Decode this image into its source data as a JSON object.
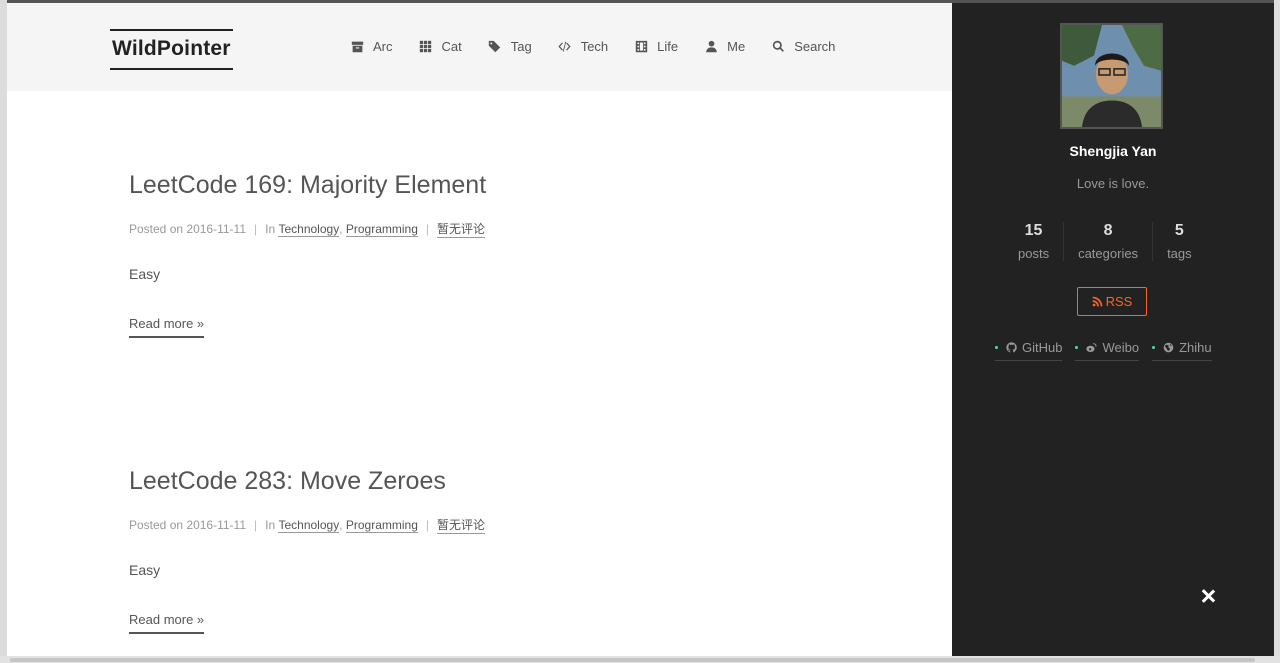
{
  "site": {
    "brand": "WildPointer"
  },
  "menu": [
    {
      "label": "Arc",
      "icon": "archive-icon"
    },
    {
      "label": "Cat",
      "icon": "grid-icon"
    },
    {
      "label": "Tag",
      "icon": "tags-icon"
    },
    {
      "label": "Tech",
      "icon": "code-icon"
    },
    {
      "label": "Life",
      "icon": "film-icon"
    },
    {
      "label": "Me",
      "icon": "user-icon"
    },
    {
      "label": "Search",
      "icon": "search-icon"
    }
  ],
  "posts": [
    {
      "title": "LeetCode 169: Majority Element",
      "posted_on_label": "Posted on",
      "date": "2016-11-11",
      "in_label": "In",
      "categories": [
        "Technology",
        "Programming"
      ],
      "comments": "暂无评论",
      "excerpt": "Easy",
      "read_more": "Read more »"
    },
    {
      "title": "LeetCode 283: Move Zeroes",
      "posted_on_label": "Posted on",
      "date": "2016-11-11",
      "in_label": "In",
      "categories": [
        "Technology",
        "Programming"
      ],
      "comments": "暂无评论",
      "excerpt": "Easy",
      "read_more": "Read more »"
    }
  ],
  "sidebar": {
    "author": "Shengjia Yan",
    "motto": "Love is love.",
    "stats": [
      {
        "count": "15",
        "label": "posts"
      },
      {
        "count": "8",
        "label": "categories"
      },
      {
        "count": "5",
        "label": "tags"
      }
    ],
    "rss_label": "RSS",
    "links": [
      {
        "label": "GitHub",
        "icon": "github-icon"
      },
      {
        "label": "Weibo",
        "icon": "weibo-icon"
      },
      {
        "label": "Zhihu",
        "icon": "globe-icon"
      }
    ]
  },
  "colors": {
    "sidebar_bg": "#222222",
    "header_bg": "#f5f5f5",
    "rss_accent": "#fc6423",
    "link_dot": "#4dde9b"
  }
}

• _What to produce_
Repeat the data exactly, without the pictures.

• _Exercise result_
Decode this image into its source data as a JSON object.
{
  "site": {
    "brand": "WildPointer"
  },
  "menu": [
    {
      "label": "Arc",
      "icon": "archive-icon"
    },
    {
      "label": "Cat",
      "icon": "grid-icon"
    },
    {
      "label": "Tag",
      "icon": "tags-icon"
    },
    {
      "label": "Tech",
      "icon": "code-icon"
    },
    {
      "label": "Life",
      "icon": "film-icon"
    },
    {
      "label": "Me",
      "icon": "user-icon"
    },
    {
      "label": "Search",
      "icon": "search-icon"
    }
  ],
  "posts": [
    {
      "title": "LeetCode 169: Majority Element",
      "posted_on_label": "Posted on",
      "date": "2016-11-11",
      "in_label": "In",
      "categories": [
        "Technology",
        "Programming"
      ],
      "comments": "暂无评论",
      "excerpt": "Easy",
      "read_more": "Read more »"
    },
    {
      "title": "LeetCode 283: Move Zeroes",
      "posted_on_label": "Posted on",
      "date": "2016-11-11",
      "in_label": "In",
      "categories": [
        "Technology",
        "Programming"
      ],
      "comments": "暂无评论",
      "excerpt": "Easy",
      "read_more": "Read more »"
    }
  ],
  "sidebar": {
    "author": "Shengjia Yan",
    "motto": "Love is love.",
    "stats": [
      {
        "count": "15",
        "label": "posts"
      },
      {
        "count": "8",
        "label": "categories"
      },
      {
        "count": "5",
        "label": "tags"
      }
    ],
    "rss_label": "RSS",
    "links": [
      {
        "label": "GitHub",
        "icon": "github-icon"
      },
      {
        "label": "Weibo",
        "icon": "weibo-icon"
      },
      {
        "label": "Zhihu",
        "icon": "globe-icon"
      }
    ]
  },
  "colors": {
    "sidebar_bg": "#222222",
    "header_bg": "#f5f5f5",
    "rss_accent": "#fc6423",
    "link_dot": "#4dde9b"
  }
}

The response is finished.